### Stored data
■ ■ ■ ■

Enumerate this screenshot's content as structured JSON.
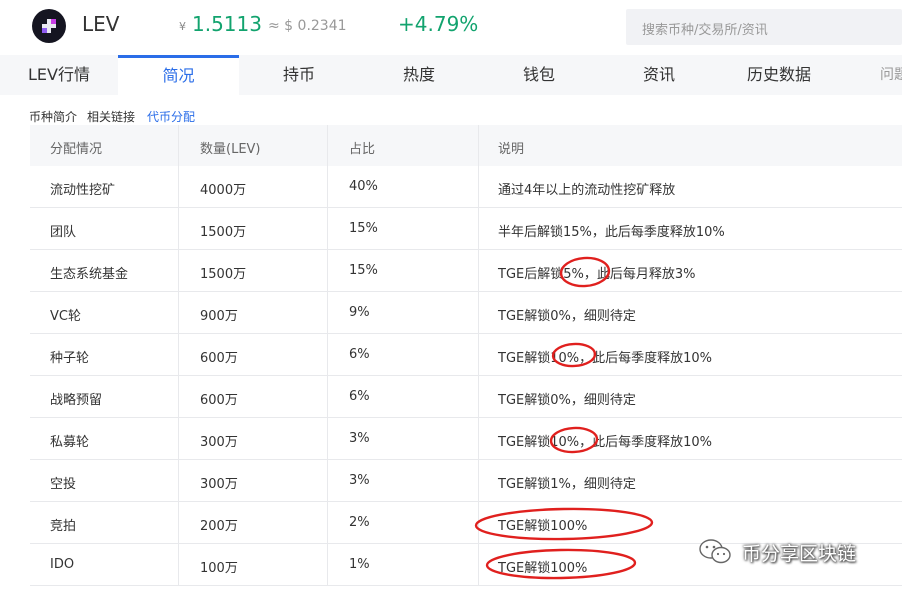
{
  "header": {
    "symbol": "LEV",
    "cny_symbol": "¥",
    "price_cny": "1.5113",
    "price_usd": "≈ $ 0.2341",
    "change": "+4.79%",
    "search_placeholder": "搜索币种/交易所/资讯",
    "up_color": "#12a36e"
  },
  "tabs": [
    {
      "label": "LEV行情"
    },
    {
      "label": "简况"
    },
    {
      "label": "持币"
    },
    {
      "label": "热度"
    },
    {
      "label": "钱包"
    },
    {
      "label": "资讯"
    },
    {
      "label": "历史数据"
    },
    {
      "label": "问题"
    }
  ],
  "subtabs": [
    {
      "label": "币种简介"
    },
    {
      "label": "相关链接"
    },
    {
      "label": "代币分配"
    }
  ],
  "table": {
    "headers": [
      "分配情况",
      "数量(LEV)",
      "占比",
      "说明"
    ],
    "rows": [
      [
        "流动性挖矿",
        "4000万",
        "40%",
        "通过4年以上的流动性挖矿释放"
      ],
      [
        "团队",
        "1500万",
        "15%",
        "半年后解锁15%，此后每季度释放10%"
      ],
      [
        "生态系统基金",
        "1500万",
        "15%",
        "TGE后解锁5%，此后每月释放3%"
      ],
      [
        "VC轮",
        "900万",
        "9%",
        "TGE解锁0%，细则待定"
      ],
      [
        "种子轮",
        "600万",
        "6%",
        "TGE解锁10%，此后每季度释放10%"
      ],
      [
        "战略预留",
        "600万",
        "6%",
        "TGE解锁0%，细则待定"
      ],
      [
        "私募轮",
        "300万",
        "3%",
        "TGE解锁10%，此后每季度释放10%"
      ],
      [
        "空投",
        "300万",
        "3%",
        "TGE解锁1%，细则待定"
      ],
      [
        "竞拍",
        "200万",
        "2%",
        "TGE解锁100%"
      ],
      [
        "IDO",
        "100万",
        "1%",
        "TGE解锁100%"
      ]
    ]
  },
  "watermark": {
    "text": "币分享区块链",
    "icon": "wechat-icon"
  },
  "annotation_color": "#e0201e",
  "accent": "#2a6de8"
}
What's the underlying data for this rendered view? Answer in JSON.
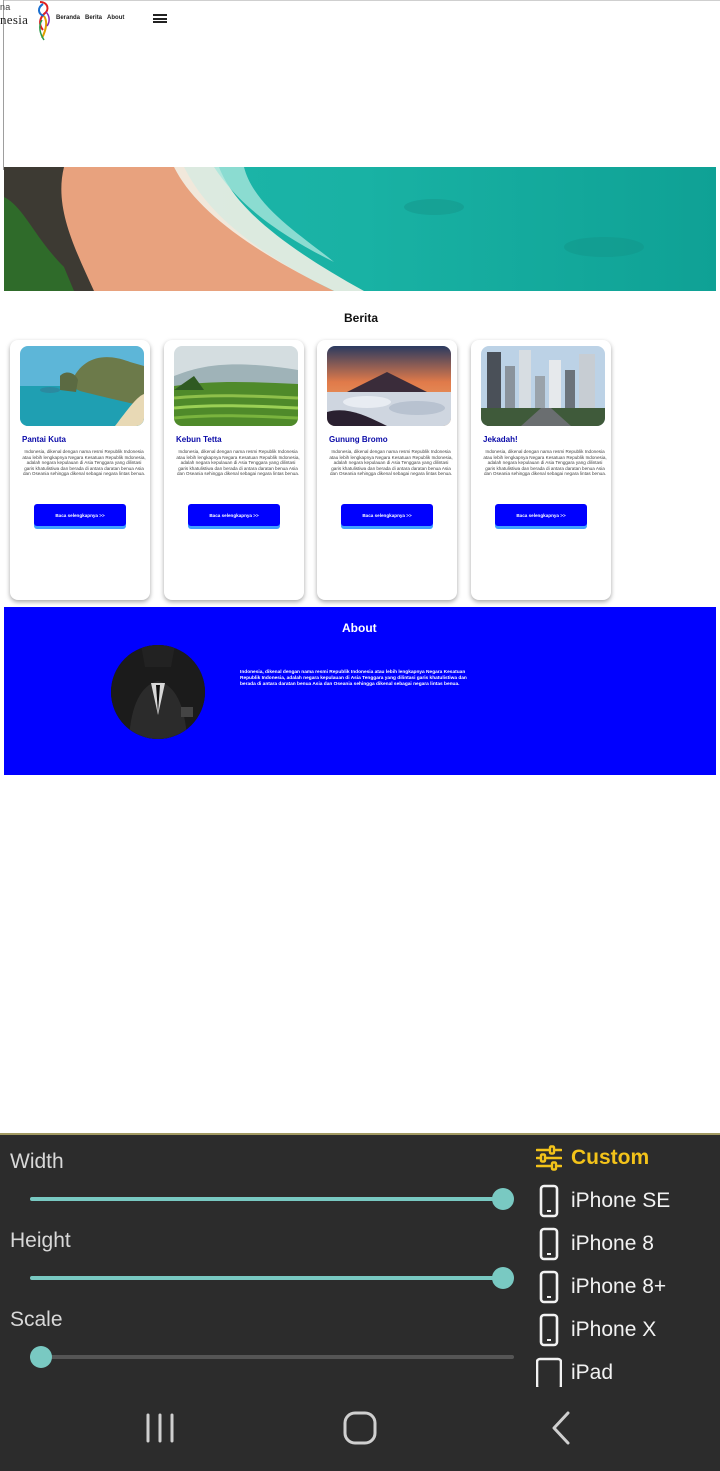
{
  "nav": {
    "logo_line1": "na",
    "logo_line2": "nesia",
    "links": [
      "Beranda",
      "Berita",
      "About"
    ]
  },
  "berita": {
    "title": "Berita",
    "cards": [
      {
        "title": "Pantai Kuta",
        "desc": "Indonesia, dikenal dengan nama resmi Republik Indonesia atau lebih lengkapnya Negara Kesatuan Republik Indonesia, adalah negara kepulauan di Asia Tenggara yang dilintasi garis khatulistiwa dan berada di antara daratan benua Asia dan Oseania sehingga dikenal sebagai negara lintas benua.",
        "button": "Baca selengkapnya >>"
      },
      {
        "title": "Kebun Tetta",
        "desc": "Indonesia, dikenal dengan nama resmi Republik Indonesia atau lebih lengkapnya Negara Kesatuan Republik Indonesia, adalah negara kepulauan di Asia Tenggara yang dilintasi garis khatulistiwa dan berada di antara daratan benua Asia dan Oseania sehingga dikenal sebagai negara lintas benua.",
        "button": "Baca selengkapnya >>"
      },
      {
        "title": "Gunung Bromo",
        "desc": "Indonesia, dikenal dengan nama resmi Republik Indonesia atau lebih lengkapnya Negara Kesatuan Republik Indonesia, adalah negara kepulauan di Asia Tenggara yang dilintasi garis khatulistiwa dan berada di antara daratan benua Asia dan Oseania sehingga dikenal sebagai negara lintas benua.",
        "button": "Baca selengkapnya >>"
      },
      {
        "title": "Jekadah!",
        "desc": "Indonesia, dikenal dengan nama resmi Republik Indonesia atau lebih lengkapnya Negara Kesatuan Republik Indonesia, adalah negara kepulauan di Asia Tenggara yang dilintasi garis khatulistiwa dan berada di antara daratan benua Asia dan Oseania sehingga dikenal sebagai negara lintas benua.",
        "button": "Baca selengkapnya >>"
      }
    ]
  },
  "about": {
    "title": "About",
    "text": "Indonesia, dikenal dengan nama resmi Republik Indonesia atau lebih lengkapnya Negara Kesatuan Republik Indonesia, adalah negara kepulauan di Asia Tenggara yang dilintasi garis khatulistiwa dan berada di antara daratan benua Asia dan Oseania sehingga dikenal sebagai negara lintas benua."
  },
  "panel": {
    "width_label": "Width",
    "height_label": "Height",
    "scale_label": "Scale",
    "width_value": 1.0,
    "height_value": 1.0,
    "scale_value": 0.0,
    "devices": [
      "Custom",
      "iPhone SE",
      "iPhone 8",
      "iPhone 8+",
      "iPhone X",
      "iPad"
    ],
    "active_device": "Custom"
  },
  "colors": {
    "accent": "#0000ff",
    "slider": "#79c9c2",
    "active_device": "#f3c31a",
    "panel_bg": "#2c2c2c"
  }
}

■ ■ ■ ■

### INSTRUCTIONS TO FOLLOW
Reproduce each entry precisely, dropping only the pictures.

### RESULT OF THE TASK
Enumerate this screenshot's content as structured JSON.
{
  "header": {
    "symbol": "LEV",
    "cny_symbol": "¥",
    "price_cny": "1.5113",
    "price_usd": "≈ $ 0.2341",
    "change": "+4.79%",
    "search_placeholder": "搜索币种/交易所/资讯",
    "up_color": "#12a36e"
  },
  "tabs": [
    {
      "label": "LEV行情"
    },
    {
      "label": "简况"
    },
    {
      "label": "持币"
    },
    {
      "label": "热度"
    },
    {
      "label": "钱包"
    },
    {
      "label": "资讯"
    },
    {
      "label": "历史数据"
    },
    {
      "label": "问题"
    }
  ],
  "subtabs": [
    {
      "label": "币种简介"
    },
    {
      "label": "相关链接"
    },
    {
      "label": "代币分配"
    }
  ],
  "table": {
    "headers": [
      "分配情况",
      "数量(LEV)",
      "占比",
      "说明"
    ],
    "rows": [
      [
        "流动性挖矿",
        "4000万",
        "40%",
        "通过4年以上的流动性挖矿释放"
      ],
      [
        "团队",
        "1500万",
        "15%",
        "半年后解锁15%，此后每季度释放10%"
      ],
      [
        "生态系统基金",
        "1500万",
        "15%",
        "TGE后解锁5%，此后每月释放3%"
      ],
      [
        "VC轮",
        "900万",
        "9%",
        "TGE解锁0%，细则待定"
      ],
      [
        "种子轮",
        "600万",
        "6%",
        "TGE解锁10%，此后每季度释放10%"
      ],
      [
        "战略预留",
        "600万",
        "6%",
        "TGE解锁0%，细则待定"
      ],
      [
        "私募轮",
        "300万",
        "3%",
        "TGE解锁10%，此后每季度释放10%"
      ],
      [
        "空投",
        "300万",
        "3%",
        "TGE解锁1%，细则待定"
      ],
      [
        "竞拍",
        "200万",
        "2%",
        "TGE解锁100%"
      ],
      [
        "IDO",
        "100万",
        "1%",
        "TGE解锁100%"
      ]
    ]
  },
  "watermark": {
    "text": "币分享区块链",
    "icon": "wechat-icon"
  },
  "annotation_color": "#e0201e",
  "accent": "#2a6de8"
}
What's the underlying data for this rendered view? Answer in JSON.
{
  "nav": {
    "logo_line1": "na",
    "logo_line2": "nesia",
    "links": [
      "Beranda",
      "Berita",
      "About"
    ]
  },
  "berita": {
    "title": "Berita",
    "cards": [
      {
        "title": "Pantai Kuta",
        "desc": "Indonesia, dikenal dengan nama resmi Republik Indonesia atau lebih lengkapnya Negara Kesatuan Republik Indonesia, adalah negara kepulauan di Asia Tenggara yang dilintasi garis khatulistiwa dan berada di antara daratan benua Asia dan Oseania sehingga dikenal sebagai negara lintas benua.",
        "button": "Baca selengkapnya >>"
      },
      {
        "title": "Kebun Tetta",
        "desc": "Indonesia, dikenal dengan nama resmi Republik Indonesia atau lebih lengkapnya Negara Kesatuan Republik Indonesia, adalah negara kepulauan di Asia Tenggara yang dilintasi garis khatulistiwa dan berada di antara daratan benua Asia dan Oseania sehingga dikenal sebagai negara lintas benua.",
        "button": "Baca selengkapnya >>"
      },
      {
        "title": "Gunung Bromo",
        "desc": "Indonesia, dikenal dengan nama resmi Republik Indonesia atau lebih lengkapnya Negara Kesatuan Republik Indonesia, adalah negara kepulauan di Asia Tenggara yang dilintasi garis khatulistiwa dan berada di antara daratan benua Asia dan Oseania sehingga dikenal sebagai negara lintas benua.",
        "button": "Baca selengkapnya >>"
      },
      {
        "title": "Jekadah!",
        "desc": "Indonesia, dikenal dengan nama resmi Republik Indonesia atau lebih lengkapnya Negara Kesatuan Republik Indonesia, adalah negara kepulauan di Asia Tenggara yang dilintasi garis khatulistiwa dan berada di antara daratan benua Asia dan Oseania sehingga dikenal sebagai negara lintas benua.",
        "button": "Baca selengkapnya >>"
      }
    ]
  },
  "about": {
    "title": "About",
    "text": "Indonesia, dikenal dengan nama resmi Republik Indonesia atau lebih lengkapnya Negara Kesatuan Republik Indonesia, adalah negara kepulauan di Asia Tenggara yang dilintasi garis khatulistiwa dan berada di antara daratan benua Asia dan Oseania sehingga dikenal sebagai negara lintas benua."
  },
  "panel": {
    "width_label": "Width",
    "height_label": "Height",
    "scale_label": "Scale",
    "width_value": 1.0,
    "height_value": 1.0,
    "scale_value": 0.0,
    "devices": [
      "Custom",
      "iPhone SE",
      "iPhone 8",
      "iPhone 8+",
      "iPhone X",
      "iPad"
    ],
    "active_device": "Custom"
  },
  "colors": {
    "accent": "#0000ff",
    "slider": "#79c9c2",
    "active_device": "#f3c31a",
    "panel_bg": "#2c2c2c"
  }
}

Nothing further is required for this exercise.